[Text provided]:
»»

From 2b927e17838b733dde6a660fe521bb0f13768528 Mon Sep 17 00:00:00 2001
From: Rattus <rattus128@gmail.com>
Date: Thu, 7 May 2026 23:50:37 +1000
Subject: [PATCH 07/23] LowVRAMPatch: change to two-phase visit

---
 comfy/lora.py          | 19 +++++++++++++------
 comfy/model_patcher.py | 11 +++++++++--
 comfy/ops.py           |  2 +-
 3 files changed, 23 insertions(+), 9 deletions(-)

diff --git a/comfy/lora.py b/comfy/lora.py
index db8f16bcb5ae..f7c7c21a5847 100644
--- a/comfy/lora.py
+++ b/comfy/lora.py
@@ -475,16 +475,23 @@ def calculate_weight(patches, weight, key, intermediate_dtype=torch.float32, ori
 
     return weight
 
-def prefetch_prepared_value(value, allocate_buffer, stream):
+def prefetch_prepared_value(value, counter, destination, stream):
     if isinstance(value, torch.Tensor):
-        dest = allocate_buffer(comfy.memory_management.vram_aligned_size(value))
-        comfy.model_management.cast_to_gathered([value], dest, non_blocking=True, stream=stream)
+        size = comfy.memory_management.vram_aligned_size(value)
+        offset = counter[0]
+        counter[0] += size
+        if destination is None:
+            return value
+
+        dest = destination[offset:offset + size]
+        if stream is not None:
+            comfy.model_management.cast_to_gathered([value], dest, non_blocking=True, stream=stream)

««

[Dataset excerpt]:
»»

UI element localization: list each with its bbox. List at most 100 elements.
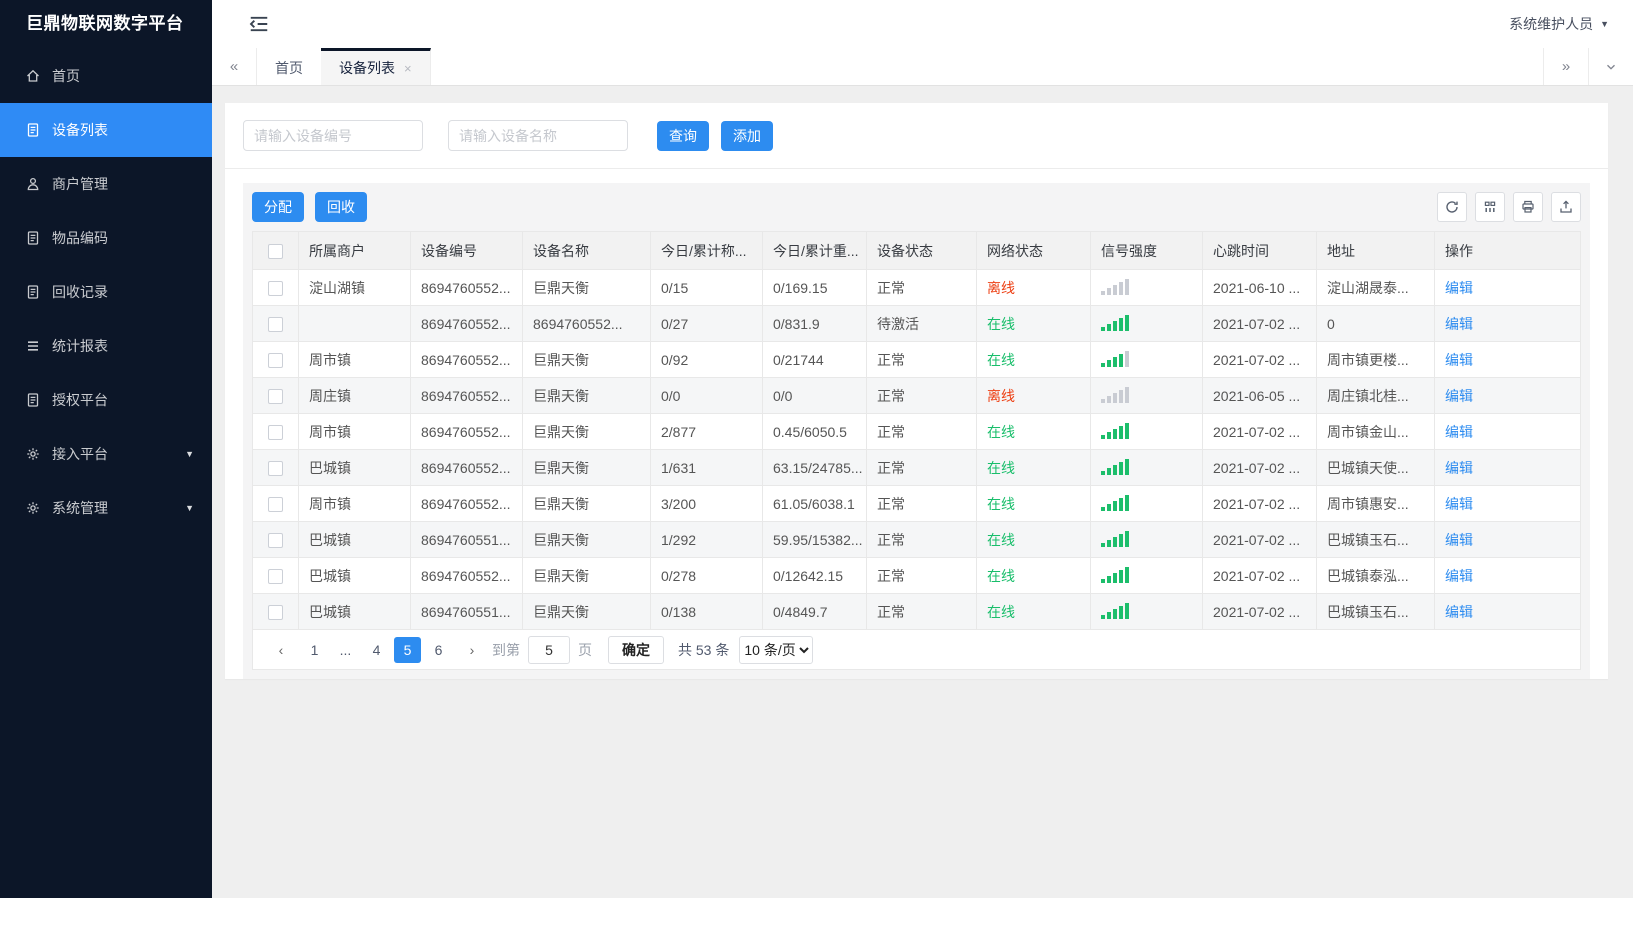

««

[Set task 1]:
Name every file that the patch's change summary lists as modified.
[Set task 2]:
Write the next part of the LowVRAMPatch two-phase visit patch, picking up after its last line shown.

[Written response 1]:
comfy/lora.py, comfy/model_patcher.py, comfy/ops.py

[Written response 2]:
         return comfy.memory_management.interpret_gathered_like([value], dest)[0]
     elif isinstance(value, weight_adapter.WeightAdapterBase):
-        return type(value)(value.loaded_keys, prefetch_prepared_value(value.weights, allocate_buffer, stream))
+        return type(value)(value.loaded_keys, prefetch_prepared_value(value.weights, counter, destination, stream))
     elif isinstance(value, tuple):
-        return tuple(prefetch_prepared_value(item, allocate_buffer, stream) for item in value)
+        return tuple(prefetch_prepared_value(item, counter, destination, stream) for item in value)
     elif isinstance(value, list):
-        return [prefetch_prepared_value(item, allocate_buffer, stream) for item in value]
+        return [prefetch_prepared_value(item, counter, destination, stream) for item in value]
 
     return value
diff --git a/comfy/model_patcher.py b/comfy/model_patcher.py
index def0901dcd4c..dc58cd42ebcc 100644
--- a/comfy/model_patcher.py
+++ b/comfy/model_patcher.py
@@ -125,9 +125,16 @@ def __init__(self, key, patches, convert_func=None, set_func=None):
         self.set_func = set_func
         self.prepared_patches = None
 
-    def prepare(self, allocate_buffer, stream):
+    def memory_required(self):
+        counter = [0]
+        for patch in self.patches[self.key]:
+            comfy.lora.prefetch_prepared_value(patch[1], counter, None, None)
+        return counter[0]
+
+    def prepare(self, destination, stream):
+        counter = [0]
         self.prepared_patches = [
-            (patch[0], comfy.lora.prefetch_prepared_value(patch[1], allocate_buffer, stream), patch[2], patch[3], patch[4])
+            (patch[0], comfy.lora.prefetch_prepared_value(patch[1], counter, destination, stream), patch[2], patch[3], patch[4])
             for patch in self.patches[self.key]
         ]
 
diff --git a/comfy/ops.py b/comfy/ops.py
index ee3184894305..bd3de3677818 100644
--- a/comfy/ops.py
+++ b/comfy/ops.py
@@ -203,7 +203,7 @@ def get_stream_pin_buffer_offset(buffer_size):
             lowvram_fn = getattr(s, param_key + "_lowvram_function", None)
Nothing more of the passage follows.